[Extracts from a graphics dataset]
________________________________________

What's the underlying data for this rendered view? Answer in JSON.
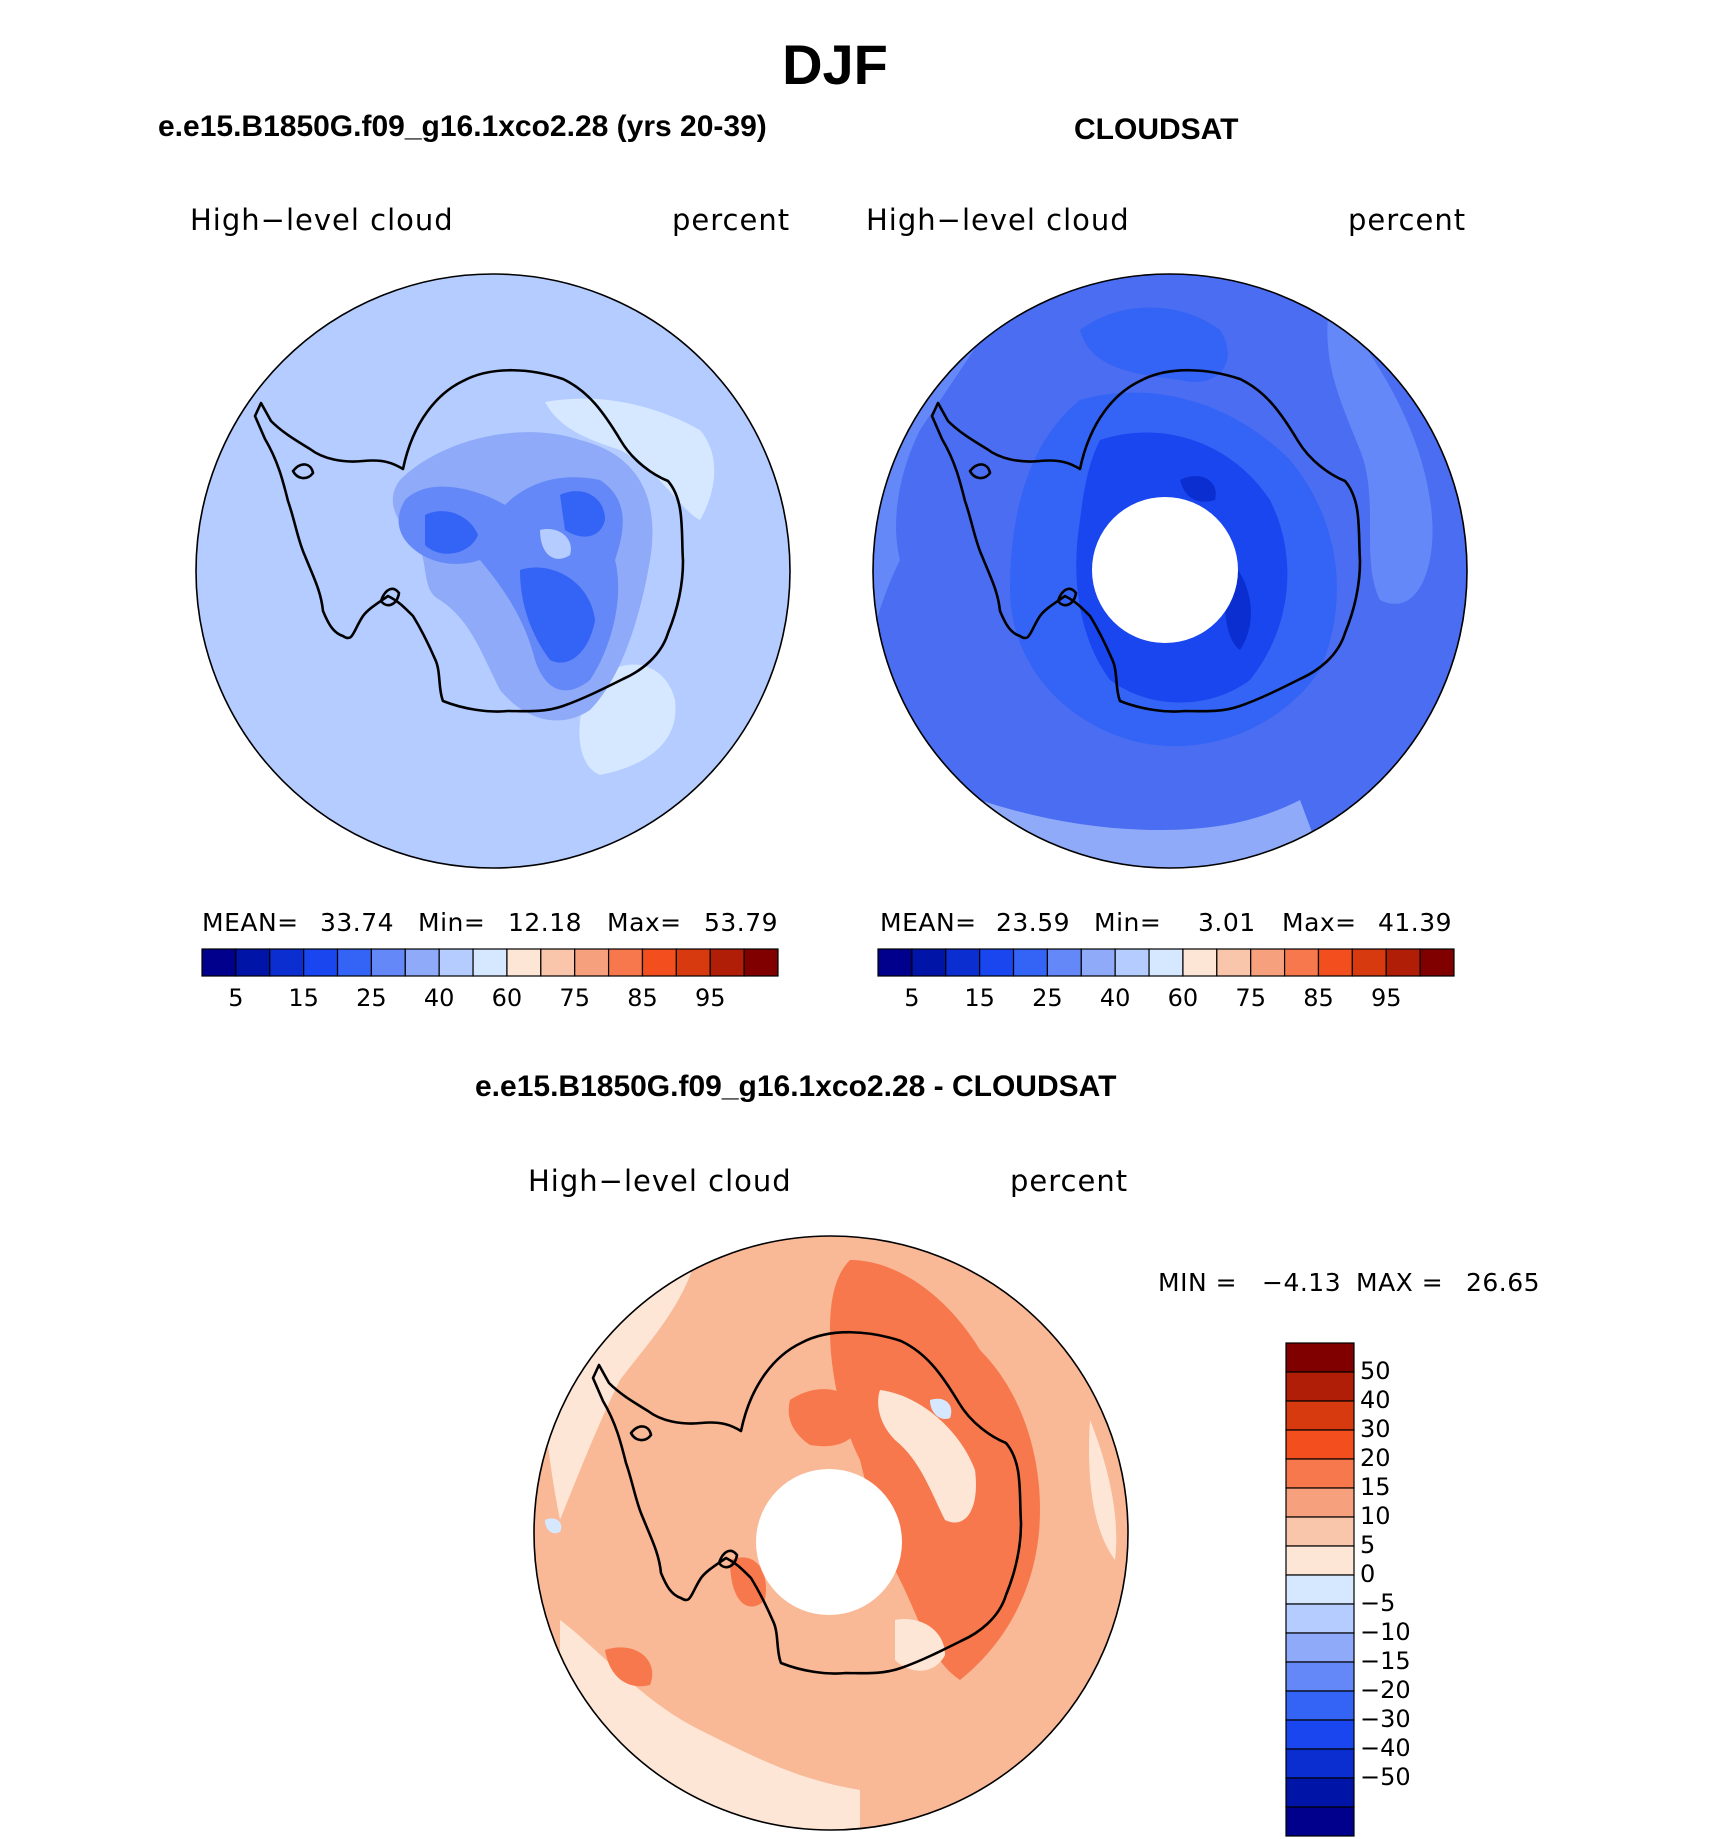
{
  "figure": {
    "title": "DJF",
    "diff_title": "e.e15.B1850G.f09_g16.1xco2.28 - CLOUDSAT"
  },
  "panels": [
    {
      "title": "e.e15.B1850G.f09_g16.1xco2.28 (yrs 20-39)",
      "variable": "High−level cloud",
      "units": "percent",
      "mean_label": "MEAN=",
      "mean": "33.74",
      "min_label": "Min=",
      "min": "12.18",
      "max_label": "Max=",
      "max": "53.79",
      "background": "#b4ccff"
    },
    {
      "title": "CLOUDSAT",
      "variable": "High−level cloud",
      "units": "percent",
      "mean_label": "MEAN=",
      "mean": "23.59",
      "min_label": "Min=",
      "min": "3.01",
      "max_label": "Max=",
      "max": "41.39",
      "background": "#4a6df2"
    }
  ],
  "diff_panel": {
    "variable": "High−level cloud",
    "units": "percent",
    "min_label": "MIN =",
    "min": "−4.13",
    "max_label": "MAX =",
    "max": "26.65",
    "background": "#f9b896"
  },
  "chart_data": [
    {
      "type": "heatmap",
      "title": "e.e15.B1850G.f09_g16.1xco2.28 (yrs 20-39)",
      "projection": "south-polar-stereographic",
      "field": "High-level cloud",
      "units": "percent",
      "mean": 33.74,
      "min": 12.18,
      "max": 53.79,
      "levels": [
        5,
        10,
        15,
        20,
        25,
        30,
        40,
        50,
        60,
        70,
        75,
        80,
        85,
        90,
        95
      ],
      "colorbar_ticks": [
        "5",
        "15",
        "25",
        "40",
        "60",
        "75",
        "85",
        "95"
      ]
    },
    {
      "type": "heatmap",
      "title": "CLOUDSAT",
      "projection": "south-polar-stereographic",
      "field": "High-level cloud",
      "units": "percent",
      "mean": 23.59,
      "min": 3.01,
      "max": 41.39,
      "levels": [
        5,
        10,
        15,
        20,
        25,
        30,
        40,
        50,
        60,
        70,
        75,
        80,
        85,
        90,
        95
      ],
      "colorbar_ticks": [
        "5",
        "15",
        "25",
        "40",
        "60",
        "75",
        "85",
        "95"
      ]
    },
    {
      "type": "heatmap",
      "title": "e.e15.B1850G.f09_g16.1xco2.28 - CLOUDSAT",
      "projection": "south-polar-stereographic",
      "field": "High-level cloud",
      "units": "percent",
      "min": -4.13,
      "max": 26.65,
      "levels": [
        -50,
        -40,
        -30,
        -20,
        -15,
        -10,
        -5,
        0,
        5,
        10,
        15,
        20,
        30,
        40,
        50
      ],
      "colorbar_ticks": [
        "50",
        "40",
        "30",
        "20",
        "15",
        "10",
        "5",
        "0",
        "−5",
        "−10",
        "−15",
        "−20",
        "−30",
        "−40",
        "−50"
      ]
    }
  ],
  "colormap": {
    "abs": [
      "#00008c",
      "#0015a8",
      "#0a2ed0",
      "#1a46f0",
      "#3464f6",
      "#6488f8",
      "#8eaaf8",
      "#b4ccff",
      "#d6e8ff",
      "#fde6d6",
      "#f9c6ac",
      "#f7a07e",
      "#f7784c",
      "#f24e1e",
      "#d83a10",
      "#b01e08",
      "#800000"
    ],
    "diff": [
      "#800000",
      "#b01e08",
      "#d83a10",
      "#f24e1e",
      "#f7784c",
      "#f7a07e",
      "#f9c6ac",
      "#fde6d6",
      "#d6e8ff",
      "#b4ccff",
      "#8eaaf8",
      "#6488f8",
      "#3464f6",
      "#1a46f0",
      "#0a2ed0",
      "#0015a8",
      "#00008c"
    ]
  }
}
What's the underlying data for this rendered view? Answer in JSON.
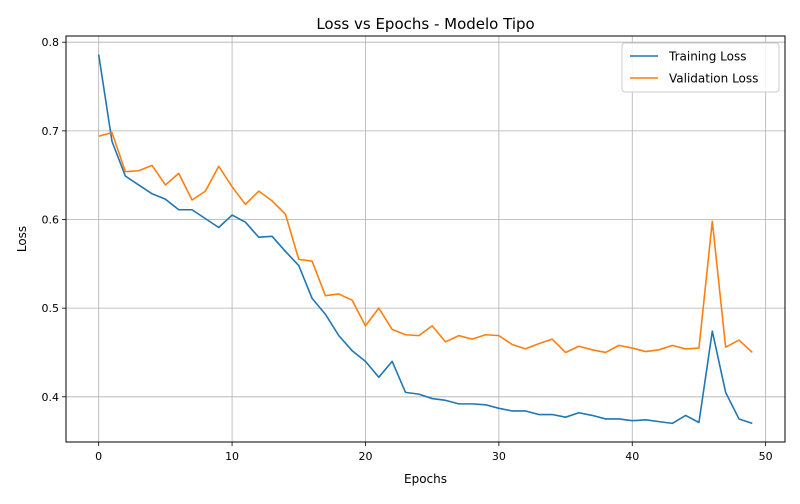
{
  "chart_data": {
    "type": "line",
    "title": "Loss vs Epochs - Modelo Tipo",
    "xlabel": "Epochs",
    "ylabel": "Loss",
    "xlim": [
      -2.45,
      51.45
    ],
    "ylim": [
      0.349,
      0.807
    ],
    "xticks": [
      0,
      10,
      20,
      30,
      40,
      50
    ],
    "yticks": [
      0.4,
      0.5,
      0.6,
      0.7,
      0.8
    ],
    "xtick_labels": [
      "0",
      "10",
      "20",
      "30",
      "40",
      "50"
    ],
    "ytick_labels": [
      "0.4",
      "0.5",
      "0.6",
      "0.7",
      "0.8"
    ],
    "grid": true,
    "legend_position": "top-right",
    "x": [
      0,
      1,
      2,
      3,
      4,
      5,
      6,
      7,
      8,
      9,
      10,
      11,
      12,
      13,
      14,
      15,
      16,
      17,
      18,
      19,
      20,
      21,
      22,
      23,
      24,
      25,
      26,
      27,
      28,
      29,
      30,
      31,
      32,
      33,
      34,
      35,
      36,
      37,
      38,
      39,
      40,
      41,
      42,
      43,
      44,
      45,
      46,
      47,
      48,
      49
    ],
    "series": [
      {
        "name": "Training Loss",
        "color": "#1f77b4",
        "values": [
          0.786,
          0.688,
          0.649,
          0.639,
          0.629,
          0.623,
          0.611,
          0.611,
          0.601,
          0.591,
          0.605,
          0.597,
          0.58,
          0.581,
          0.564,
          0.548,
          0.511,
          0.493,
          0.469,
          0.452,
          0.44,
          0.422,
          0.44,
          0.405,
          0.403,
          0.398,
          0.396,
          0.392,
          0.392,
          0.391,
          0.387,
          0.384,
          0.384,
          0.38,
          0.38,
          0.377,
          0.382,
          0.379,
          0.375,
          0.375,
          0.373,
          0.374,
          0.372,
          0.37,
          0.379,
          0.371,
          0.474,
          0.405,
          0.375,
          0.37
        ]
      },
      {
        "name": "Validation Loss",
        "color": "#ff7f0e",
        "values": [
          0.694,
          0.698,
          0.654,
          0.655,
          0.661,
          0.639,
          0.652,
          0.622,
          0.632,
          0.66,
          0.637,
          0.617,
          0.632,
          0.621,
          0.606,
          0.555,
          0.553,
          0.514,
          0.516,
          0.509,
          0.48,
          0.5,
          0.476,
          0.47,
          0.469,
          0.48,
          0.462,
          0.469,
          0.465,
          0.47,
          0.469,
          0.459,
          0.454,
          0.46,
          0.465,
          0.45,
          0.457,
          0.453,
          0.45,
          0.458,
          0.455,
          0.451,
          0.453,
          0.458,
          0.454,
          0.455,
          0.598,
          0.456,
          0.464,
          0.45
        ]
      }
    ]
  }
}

________________________________________

▶ _What you should do_
Write out every record above exactly as it stands, but leave out the pictures.

▶ _Solution_
What's the underlying data for this rendered view? Answer in JSON.
{
  "figure": {
    "title": "DJF",
    "diff_title": "e.e15.B1850G.f09_g16.1xco2.28 - CLOUDSAT"
  },
  "panels": [
    {
      "title": "e.e15.B1850G.f09_g16.1xco2.28 (yrs 20-39)",
      "variable": "High−level cloud",
      "units": "percent",
      "mean_label": "MEAN=",
      "mean": "33.74",
      "min_label": "Min=",
      "min": "12.18",
      "max_label": "Max=",
      "max": "53.79",
      "background": "#b4ccff"
    },
    {
      "title": "CLOUDSAT",
      "variable": "High−level cloud",
      "units": "percent",
      "mean_label": "MEAN=",
      "mean": "23.59",
      "min_label": "Min=",
      "min": "3.01",
      "max_label": "Max=",
      "max": "41.39",
      "background": "#4a6df2"
    }
  ],
  "diff_panel": {
    "variable": "High−level cloud",
    "units": "percent",
    "min_label": "MIN =",
    "min": "−4.13",
    "max_label": "MAX =",
    "max": "26.65",
    "background": "#f9b896"
  },
  "chart_data": [
    {
      "type": "heatmap",
      "title": "e.e15.B1850G.f09_g16.1xco2.28 (yrs 20-39)",
      "projection": "south-polar-stereographic",
      "field": "High-level cloud",
      "units": "percent",
      "mean": 33.74,
      "min": 12.18,
      "max": 53.79,
      "levels": [
        5,
        10,
        15,
        20,
        25,
        30,
        40,
        50,
        60,
        70,
        75,
        80,
        85,
        90,
        95
      ],
      "colorbar_ticks": [
        "5",
        "15",
        "25",
        "40",
        "60",
        "75",
        "85",
        "95"
      ]
    },
    {
      "type": "heatmap",
      "title": "CLOUDSAT",
      "projection": "south-polar-stereographic",
      "field": "High-level cloud",
      "units": "percent",
      "mean": 23.59,
      "min": 3.01,
      "max": 41.39,
      "levels": [
        5,
        10,
        15,
        20,
        25,
        30,
        40,
        50,
        60,
        70,
        75,
        80,
        85,
        90,
        95
      ],
      "colorbar_ticks": [
        "5",
        "15",
        "25",
        "40",
        "60",
        "75",
        "85",
        "95"
      ]
    },
    {
      "type": "heatmap",
      "title": "e.e15.B1850G.f09_g16.1xco2.28 - CLOUDSAT",
      "projection": "south-polar-stereographic",
      "field": "High-level cloud",
      "units": "percent",
      "min": -4.13,
      "max": 26.65,
      "levels": [
        -50,
        -40,
        -30,
        -20,
        -15,
        -10,
        -5,
        0,
        5,
        10,
        15,
        20,
        30,
        40,
        50
      ],
      "colorbar_ticks": [
        "50",
        "40",
        "30",
        "20",
        "15",
        "10",
        "5",
        "0",
        "−5",
        "−10",
        "−15",
        "−20",
        "−30",
        "−40",
        "−50"
      ]
    }
  ],
  "colormap": {
    "abs": [
      "#00008c",
      "#0015a8",
      "#0a2ed0",
      "#1a46f0",
      "#3464f6",
      "#6488f8",
      "#8eaaf8",
      "#b4ccff",
      "#d6e8ff",
      "#fde6d6",
      "#f9c6ac",
      "#f7a07e",
      "#f7784c",
      "#f24e1e",
      "#d83a10",
      "#b01e08",
      "#800000"
    ],
    "diff": [
      "#800000",
      "#b01e08",
      "#d83a10",
      "#f24e1e",
      "#f7784c",
      "#f7a07e",
      "#f9c6ac",
      "#fde6d6",
      "#d6e8ff",
      "#b4ccff",
      "#8eaaf8",
      "#6488f8",
      "#3464f6",
      "#1a46f0",
      "#0a2ed0",
      "#0015a8",
      "#00008c"
    ]
  }
}
What's the underlying data for this rendered view? Answer in JSON.
{
  "chart_data": {
    "type": "line",
    "title": "Loss vs Epochs - Modelo Tipo",
    "xlabel": "Epochs",
    "ylabel": "Loss",
    "xlim": [
      -2.45,
      51.45
    ],
    "ylim": [
      0.349,
      0.807
    ],
    "xticks": [
      0,
      10,
      20,
      30,
      40,
      50
    ],
    "yticks": [
      0.4,
      0.5,
      0.6,
      0.7,
      0.8
    ],
    "xtick_labels": [
      "0",
      "10",
      "20",
      "30",
      "40",
      "50"
    ],
    "ytick_labels": [
      "0.4",
      "0.5",
      "0.6",
      "0.7",
      "0.8"
    ],
    "grid": true,
    "legend_position": "top-right",
    "x": [
      0,
      1,
      2,
      3,
      4,
      5,
      6,
      7,
      8,
      9,
      10,
      11,
      12,
      13,
      14,
      15,
      16,
      17,
      18,
      19,
      20,
      21,
      22,
      23,
      24,
      25,
      26,
      27,
      28,
      29,
      30,
      31,
      32,
      33,
      34,
      35,
      36,
      37,
      38,
      39,
      40,
      41,
      42,
      43,
      44,
      45,
      46,
      47,
      48,
      49
    ],
    "series": [
      {
        "name": "Training Loss",
        "color": "#1f77b4",
        "values": [
          0.786,
          0.688,
          0.649,
          0.639,
          0.629,
          0.623,
          0.611,
          0.611,
          0.601,
          0.591,
          0.605,
          0.597,
          0.58,
          0.581,
          0.564,
          0.548,
          0.511,
          0.493,
          0.469,
          0.452,
          0.44,
          0.422,
          0.44,
          0.405,
          0.403,
          0.398,
          0.396,
          0.392,
          0.392,
          0.391,
          0.387,
          0.384,
          0.384,
          0.38,
          0.38,
          0.377,
          0.382,
          0.379,
          0.375,
          0.375,
          0.373,
          0.374,
          0.372,
          0.37,
          0.379,
          0.371,
          0.474,
          0.405,
          0.375,
          0.37
        ]
      },
      {
        "name": "Validation Loss",
        "color": "#ff7f0e",
        "values": [
          0.694,
          0.698,
          0.654,
          0.655,
          0.661,
          0.639,
          0.652,
          0.622,
          0.632,
          0.66,
          0.637,
          0.617,
          0.632,
          0.621,
          0.606,
          0.555,
          0.553,
          0.514,
          0.516,
          0.509,
          0.48,
          0.5,
          0.476,
          0.47,
          0.469,
          0.48,
          0.462,
          0.469,
          0.465,
          0.47,
          0.469,
          0.459,
          0.454,
          0.46,
          0.465,
          0.45,
          0.457,
          0.453,
          0.45,
          0.458,
          0.455,
          0.451,
          0.453,
          0.458,
          0.454,
          0.455,
          0.598,
          0.456,
          0.464,
          0.45
        ]
      }
    ]
  }
}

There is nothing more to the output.